The problem: In full and without alteration, repeat the material.

Data to process:

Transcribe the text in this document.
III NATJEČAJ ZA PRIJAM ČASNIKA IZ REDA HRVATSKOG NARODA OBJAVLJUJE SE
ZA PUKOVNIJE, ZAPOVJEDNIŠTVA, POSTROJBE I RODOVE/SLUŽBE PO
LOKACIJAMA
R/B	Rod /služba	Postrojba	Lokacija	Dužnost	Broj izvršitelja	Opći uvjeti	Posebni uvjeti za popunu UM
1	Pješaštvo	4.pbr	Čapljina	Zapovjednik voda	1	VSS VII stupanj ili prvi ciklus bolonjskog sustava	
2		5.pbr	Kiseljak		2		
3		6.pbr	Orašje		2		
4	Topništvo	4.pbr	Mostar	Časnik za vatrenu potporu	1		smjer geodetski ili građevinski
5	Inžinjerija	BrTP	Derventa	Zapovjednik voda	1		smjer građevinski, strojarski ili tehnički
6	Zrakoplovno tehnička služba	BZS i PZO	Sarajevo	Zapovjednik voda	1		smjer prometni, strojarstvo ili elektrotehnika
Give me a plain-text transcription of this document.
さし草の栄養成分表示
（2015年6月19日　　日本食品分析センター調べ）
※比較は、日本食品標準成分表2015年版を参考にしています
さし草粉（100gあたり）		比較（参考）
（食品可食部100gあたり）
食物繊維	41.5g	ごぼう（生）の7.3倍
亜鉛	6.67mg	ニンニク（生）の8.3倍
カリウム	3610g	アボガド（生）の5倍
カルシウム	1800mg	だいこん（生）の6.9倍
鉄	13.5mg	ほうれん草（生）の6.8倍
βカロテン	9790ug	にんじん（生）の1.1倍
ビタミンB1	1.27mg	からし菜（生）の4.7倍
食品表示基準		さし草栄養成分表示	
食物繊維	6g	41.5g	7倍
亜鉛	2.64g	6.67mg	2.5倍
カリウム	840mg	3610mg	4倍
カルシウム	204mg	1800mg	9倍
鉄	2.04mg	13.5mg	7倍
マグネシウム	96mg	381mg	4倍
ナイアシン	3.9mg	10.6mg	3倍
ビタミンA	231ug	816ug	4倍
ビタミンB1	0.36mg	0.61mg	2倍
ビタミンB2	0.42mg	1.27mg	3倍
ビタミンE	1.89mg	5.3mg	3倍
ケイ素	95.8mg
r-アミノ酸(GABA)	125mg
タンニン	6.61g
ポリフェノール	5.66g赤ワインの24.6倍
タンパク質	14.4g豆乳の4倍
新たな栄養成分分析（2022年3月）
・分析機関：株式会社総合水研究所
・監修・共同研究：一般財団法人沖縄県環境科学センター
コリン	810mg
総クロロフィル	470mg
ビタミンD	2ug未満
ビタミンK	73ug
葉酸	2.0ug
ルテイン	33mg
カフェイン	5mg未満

Complete answer:
Transcribe the text in this document.
III NATJEČAJ ZA PRIJAM ČASNIKA IZ REDA HRVATSKOG NARODA OBJAVLJUJE SE
ZA PUKOVNIJE, ZAPOVJEDNIŠTVA, POSTROJBE I RODOVE/SLUŽBE PO
LOKACIJAMA
R/B	Rod /služba	Postrojba	Lokacija	Dužnost	Broj izvršitelja	Opći uvjeti	Posebni uvjeti za popunu UM
1	Pješaštvo	4.pbr	Čapljina	Zapovjednik voda	1	VSS VII stupanj ili prvi ciklus bolonjskog sustava	
2		5.pbr	Kiseljak		2		
3		6.pbr	Orašje		2		
4	Topništvo	4.pbr	Mostar	Časnik za vatrenu potporu	1		smjer geodetski ili građevinski
5	Inžinjerija	BrTP	Derventa	Zapovjednik voda	1		smjer građevinski, strojarski ili tehnički
6	Zrakoplovno tehnička služba	BZS i PZO	Sarajevo	Zapovjednik voda	1		smjer prometni, strojarstvo ili elektrotehnika
Give me a plain-text transcription of this document.
さし草の栄養成分表示
（2015年6月19日　　日本食品分析センター調べ）
※比較は、日本食品標準成分表2015年版を参考にしています
さし草粉（100gあたり）		比較（参考）
（食品可食部100gあたり）
食物繊維	41.5g	ごぼう（生）の7.3倍
亜鉛	6.67mg	ニンニク（生）の8.3倍
カリウム	3610g	アボガド（生）の5倍
カルシウム	1800mg	だいこん（生）の6.9倍
鉄	13.5mg	ほうれん草（生）の6.8倍
βカロテン	9790ug	にんじん（生）の1.1倍
ビタミンB1	1.27mg	からし菜（生）の4.7倍
食品表示基準		さし草栄養成分表示	
食物繊維	6g	41.5g	7倍
亜鉛	2.64g	6.67mg	2.5倍
カリウム	840mg	3610mg	4倍
カルシウム	204mg	1800mg	9倍
鉄	2.04mg	13.5mg	7倍
マグネシウム	96mg	381mg	4倍
ナイアシン	3.9mg	10.6mg	3倍
ビタミンA	231ug	816ug	4倍
ビタミンB1	0.36mg	0.61mg	2倍
ビタミンB2	0.42mg	1.27mg	3倍
ビタミンE	1.89mg	5.3mg	3倍
ケイ素	95.8mg
r-アミノ酸(GABA)	125mg
タンニン	6.61g
ポリフェノール	5.66g赤ワインの24.6倍
タンパク質	14.4g豆乳の4倍
新たな栄養成分分析（2022年3月）
・分析機関：株式会社総合水研究所
・監修・共同研究：一般財団法人沖縄県環境科学センター
コリン	810mg
総クロロフィル	470mg
ビタミンD	2ug未満
ビタミンK	73ug
葉酸	2.0ug
ルテイン	33mg
カフェイン	5mg未満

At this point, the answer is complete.